Extracted data entries:
════
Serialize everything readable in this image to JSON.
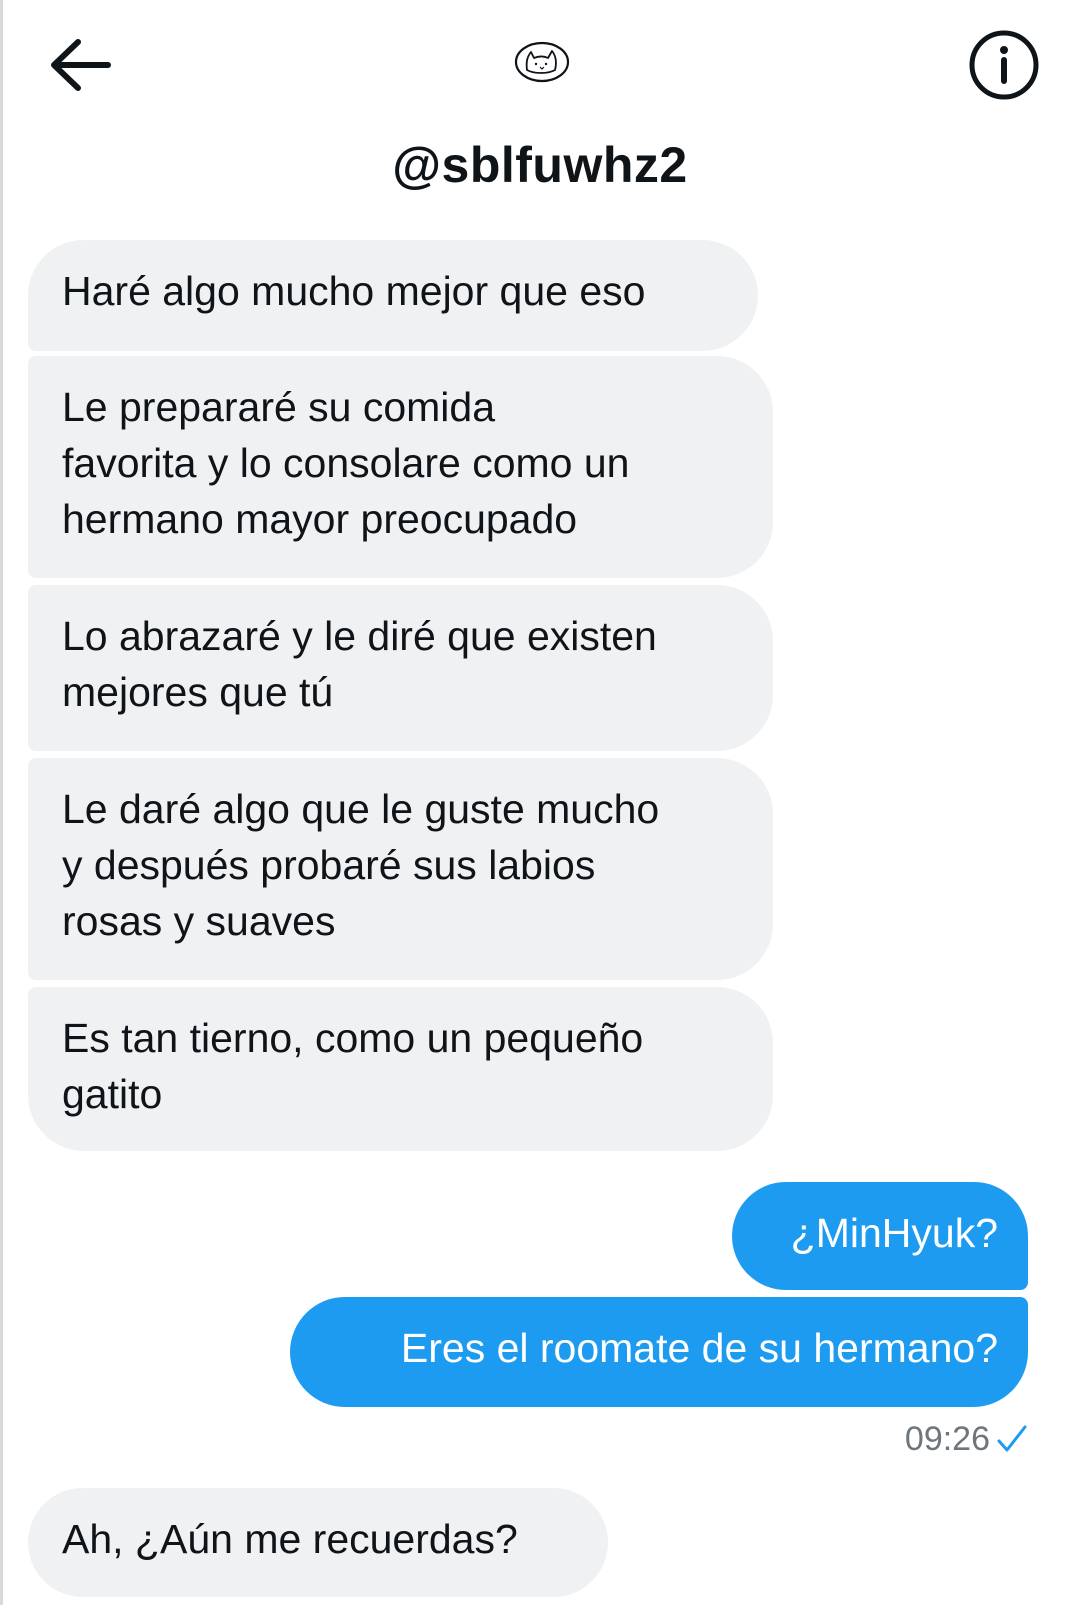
{
  "header": {
    "title": "@sblfuwhz2",
    "back_icon": "arrow-left-icon",
    "avatar_icon": "cat-doodle-icon",
    "info_icon": "info-circle-icon"
  },
  "messages": [
    {
      "direction": "received",
      "text": "Haré algo mucho mejor que eso"
    },
    {
      "direction": "received",
      "lines": [
        "Le prepararé su comida",
        "favorita y lo consolare como un",
        "hermano mayor preocupado"
      ]
    },
    {
      "direction": "received",
      "lines": [
        "Lo abrazaré y le diré que existen",
        "mejores que tú"
      ]
    },
    {
      "direction": "received",
      "lines": [
        "Le daré algo que le guste mucho",
        "y después probaré sus labios",
        "rosas y suaves"
      ]
    },
    {
      "direction": "received",
      "lines": [
        "Es tan tierno, como un pequeño",
        "gatito"
      ]
    },
    {
      "direction": "sent",
      "text": "¿MinHyuk?"
    },
    {
      "direction": "sent",
      "text": "Eres el roomate de su hermano?"
    },
    {
      "direction": "received",
      "text": "Ah, ¿Aún me recuerdas?"
    }
  ],
  "sent_meta": {
    "time": "09:26",
    "status_icon": "checkmark-icon"
  },
  "colors": {
    "sent_bubble": "#1d9bf0",
    "received_bubble": "#eff1f3",
    "text": "#0f1419",
    "muted": "#6e767d"
  }
}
════
# What is needed
Gather each line holding the string "como".

# Output of the task
        "favorita y lo consolare como un",
        "Es tan tierno, como un pequeño",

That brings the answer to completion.